What to produce
Each line below is to be written out in full, exactly as shown.

Data lines

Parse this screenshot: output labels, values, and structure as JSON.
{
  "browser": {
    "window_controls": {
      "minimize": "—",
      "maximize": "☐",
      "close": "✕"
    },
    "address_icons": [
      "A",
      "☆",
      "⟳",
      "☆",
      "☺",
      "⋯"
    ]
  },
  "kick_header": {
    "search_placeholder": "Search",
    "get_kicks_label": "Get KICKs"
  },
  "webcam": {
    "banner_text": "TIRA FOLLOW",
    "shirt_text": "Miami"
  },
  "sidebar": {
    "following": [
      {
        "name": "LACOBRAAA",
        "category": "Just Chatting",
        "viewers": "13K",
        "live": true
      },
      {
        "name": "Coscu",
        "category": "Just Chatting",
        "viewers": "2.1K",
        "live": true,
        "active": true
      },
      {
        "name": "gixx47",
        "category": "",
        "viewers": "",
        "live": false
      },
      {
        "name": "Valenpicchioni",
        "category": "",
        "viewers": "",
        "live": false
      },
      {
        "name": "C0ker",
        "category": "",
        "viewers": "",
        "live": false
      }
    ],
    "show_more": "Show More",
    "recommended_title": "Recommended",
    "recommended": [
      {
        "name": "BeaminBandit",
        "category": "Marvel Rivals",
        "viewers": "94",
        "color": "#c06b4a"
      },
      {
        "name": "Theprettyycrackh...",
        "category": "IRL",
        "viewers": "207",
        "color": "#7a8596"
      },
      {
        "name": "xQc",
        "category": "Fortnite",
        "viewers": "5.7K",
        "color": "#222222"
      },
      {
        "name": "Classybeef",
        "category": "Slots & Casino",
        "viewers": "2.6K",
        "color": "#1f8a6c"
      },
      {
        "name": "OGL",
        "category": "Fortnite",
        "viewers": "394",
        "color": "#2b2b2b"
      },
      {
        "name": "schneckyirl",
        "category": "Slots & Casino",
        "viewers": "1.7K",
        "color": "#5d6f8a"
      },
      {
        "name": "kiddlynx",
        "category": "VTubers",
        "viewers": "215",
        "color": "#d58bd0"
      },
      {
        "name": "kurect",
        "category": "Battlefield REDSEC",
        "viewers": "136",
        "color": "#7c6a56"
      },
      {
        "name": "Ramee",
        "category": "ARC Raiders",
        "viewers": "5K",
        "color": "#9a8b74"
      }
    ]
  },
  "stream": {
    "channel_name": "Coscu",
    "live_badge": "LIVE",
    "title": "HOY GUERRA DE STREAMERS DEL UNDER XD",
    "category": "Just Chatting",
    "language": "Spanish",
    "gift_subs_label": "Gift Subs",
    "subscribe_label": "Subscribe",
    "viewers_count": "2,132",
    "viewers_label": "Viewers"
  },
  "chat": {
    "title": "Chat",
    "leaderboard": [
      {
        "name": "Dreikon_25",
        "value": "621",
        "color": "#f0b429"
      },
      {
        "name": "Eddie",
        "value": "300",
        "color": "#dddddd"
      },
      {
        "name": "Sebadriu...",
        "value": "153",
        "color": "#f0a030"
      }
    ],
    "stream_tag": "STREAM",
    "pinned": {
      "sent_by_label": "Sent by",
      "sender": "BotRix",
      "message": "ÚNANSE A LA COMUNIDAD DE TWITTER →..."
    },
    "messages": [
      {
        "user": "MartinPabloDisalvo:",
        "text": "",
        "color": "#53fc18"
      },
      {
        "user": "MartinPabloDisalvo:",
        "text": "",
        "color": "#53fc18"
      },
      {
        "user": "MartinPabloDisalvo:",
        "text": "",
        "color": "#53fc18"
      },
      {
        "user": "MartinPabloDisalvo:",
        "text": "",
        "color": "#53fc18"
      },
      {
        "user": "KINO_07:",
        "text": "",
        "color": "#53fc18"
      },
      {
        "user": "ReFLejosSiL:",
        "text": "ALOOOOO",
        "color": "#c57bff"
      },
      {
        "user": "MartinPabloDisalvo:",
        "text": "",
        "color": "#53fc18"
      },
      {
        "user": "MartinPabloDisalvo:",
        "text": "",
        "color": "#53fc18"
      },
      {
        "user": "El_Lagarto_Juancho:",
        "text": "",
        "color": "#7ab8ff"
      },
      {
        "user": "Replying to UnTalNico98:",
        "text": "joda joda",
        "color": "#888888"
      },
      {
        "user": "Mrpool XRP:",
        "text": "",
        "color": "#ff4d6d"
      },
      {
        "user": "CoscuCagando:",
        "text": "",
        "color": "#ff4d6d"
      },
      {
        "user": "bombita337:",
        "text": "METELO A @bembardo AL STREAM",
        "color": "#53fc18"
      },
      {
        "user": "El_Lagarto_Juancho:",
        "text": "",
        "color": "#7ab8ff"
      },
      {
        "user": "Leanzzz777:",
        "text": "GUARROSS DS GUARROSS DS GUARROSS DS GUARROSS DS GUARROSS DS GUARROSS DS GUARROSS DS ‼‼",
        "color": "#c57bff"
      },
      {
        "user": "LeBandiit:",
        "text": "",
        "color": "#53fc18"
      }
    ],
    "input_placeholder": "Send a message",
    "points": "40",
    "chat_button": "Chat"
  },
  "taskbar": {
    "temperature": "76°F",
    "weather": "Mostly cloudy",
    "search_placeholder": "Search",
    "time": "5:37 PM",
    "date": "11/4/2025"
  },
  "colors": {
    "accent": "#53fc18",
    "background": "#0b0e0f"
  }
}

Answer for the task
Parse this screenshot: output labels, values, and structure as JSON.
{
  "browser": {
    "window_controls": {
      "minimize": "—",
      "maximize": "☐",
      "close": "✕"
    },
    "address_icons": [
      "A",
      "☆",
      "⟳",
      "☆",
      "☺",
      "⋯"
    ]
  },
  "kick_header": {
    "search_placeholder": "Search",
    "get_kicks_label": "Get KICKs"
  },
  "webcam": {
    "banner_text": "TIRA FOLLOW",
    "shirt_text": "Miami"
  },
  "sidebar": {
    "following": [
      {
        "name": "LACOBRAAA",
        "category": "Just Chatting",
        "viewers": "13K",
        "live": true
      },
      {
        "name": "Coscu",
        "category": "Just Chatting",
        "viewers": "2.1K",
        "live": true,
        "active": true
      },
      {
        "name": "gixx47",
        "category": "",
        "viewers": "",
        "live": false
      },
      {
        "name": "Valenpicchioni",
        "category": "",
        "viewers": "",
        "live": false
      },
      {
        "name": "C0ker",
        "category": "",
        "viewers": "",
        "live": false
      }
    ],
    "show_more": "Show More",
    "recommended_title": "Recommended",
    "recommended": [
      {
        "name": "BeaminBandit",
        "category": "Marvel Rivals",
        "viewers": "94",
        "color": "#c06b4a"
      },
      {
        "name": "Theprettyycrackh...",
        "category": "IRL",
        "viewers": "207",
        "color": "#7a8596"
      },
      {
        "name": "xQc",
        "category": "Fortnite",
        "viewers": "5.7K",
        "color": "#222222"
      },
      {
        "name": "Classybeef",
        "category": "Slots & Casino",
        "viewers": "2.6K",
        "color": "#1f8a6c"
      },
      {
        "name": "OGL",
        "category": "Fortnite",
        "viewers": "394",
        "color": "#2b2b2b"
      },
      {
        "name": "schneckyirl",
        "category": "Slots & Casino",
        "viewers": "1.7K",
        "color": "#5d6f8a"
      },
      {
        "name": "kiddlynx",
        "category": "VTubers",
        "viewers": "215",
        "color": "#d58bd0"
      },
      {
        "name": "kurect",
        "category": "Battlefield REDSEC",
        "viewers": "136",
        "color": "#7c6a56"
      },
      {
        "name": "Ramee",
        "category": "ARC Raiders",
        "viewers": "5K",
        "color": "#9a8b74"
      }
    ]
  },
  "stream": {
    "channel_name": "Coscu",
    "live_badge": "LIVE",
    "title": "HOY GUERRA DE STREAMERS DEL UNDER XD",
    "category": "Just Chatting",
    "language": "Spanish",
    "gift_subs_label": "Gift Subs",
    "subscribe_label": "Subscribe",
    "viewers_count": "2,132",
    "viewers_label": "Viewers"
  },
  "chat": {
    "title": "Chat",
    "leaderboard": [
      {
        "name": "Dreikon_25",
        "value": "621",
        "color": "#f0b429"
      },
      {
        "name": "Eddie",
        "value": "300",
        "color": "#dddddd"
      },
      {
        "name": "Sebadriu...",
        "value": "153",
        "color": "#f0a030"
      }
    ],
    "stream_tag": "STREAM",
    "pinned": {
      "sent_by_label": "Sent by",
      "sender": "BotRix",
      "message": "ÚNANSE A LA COMUNIDAD DE TWITTER →..."
    },
    "messages": [
      {
        "user": "MartinPabloDisalvo:",
        "text": "",
        "color": "#53fc18"
      },
      {
        "user": "MartinPabloDisalvo:",
        "text": "",
        "color": "#53fc18"
      },
      {
        "user": "MartinPabloDisalvo:",
        "text": "",
        "color": "#53fc18"
      },
      {
        "user": "MartinPabloDisalvo:",
        "text": "",
        "color": "#53fc18"
      },
      {
        "user": "KINO_07:",
        "text": "",
        "color": "#53fc18"
      },
      {
        "user": "ReFLejosSiL:",
        "text": "ALOOOOO",
        "color": "#c57bff"
      },
      {
        "user": "MartinPabloDisalvo:",
        "text": "",
        "color": "#53fc18"
      },
      {
        "user": "MartinPabloDisalvo:",
        "text": "",
        "color": "#53fc18"
      },
      {
        "user": "El_Lagarto_Juancho:",
        "text": "",
        "color": "#7ab8ff"
      },
      {
        "user": "Replying to UnTalNico98:",
        "text": "joda joda",
        "color": "#888888"
      },
      {
        "user": "Mrpool XRP:",
        "text": "",
        "color": "#ff4d6d"
      },
      {
        "user": "CoscuCagando:",
        "text": "",
        "color": "#ff4d6d"
      },
      {
        "user": "bombita337:",
        "text": "METELO A @bembardo AL STREAM",
        "color": "#53fc18"
      },
      {
        "user": "El_Lagarto_Juancho:",
        "text": "",
        "color": "#7ab8ff"
      },
      {
        "user": "Leanzzz777:",
        "text": "GUARROSS DS GUARROSS DS GUARROSS DS GUARROSS DS GUARROSS DS GUARROSS DS GUARROSS DS ‼‼",
        "color": "#c57bff"
      },
      {
        "user": "LeBandiit:",
        "text": "",
        "color": "#53fc18"
      }
    ],
    "input_placeholder": "Send a message",
    "points": "40",
    "chat_button": "Chat"
  },
  "taskbar": {
    "temperature": "76°F",
    "weather": "Mostly cloudy",
    "search_placeholder": "Search",
    "time": "5:37 PM",
    "date": "11/4/2025"
  },
  "colors": {
    "accent": "#53fc18",
    "background": "#0b0e0f"
  }
}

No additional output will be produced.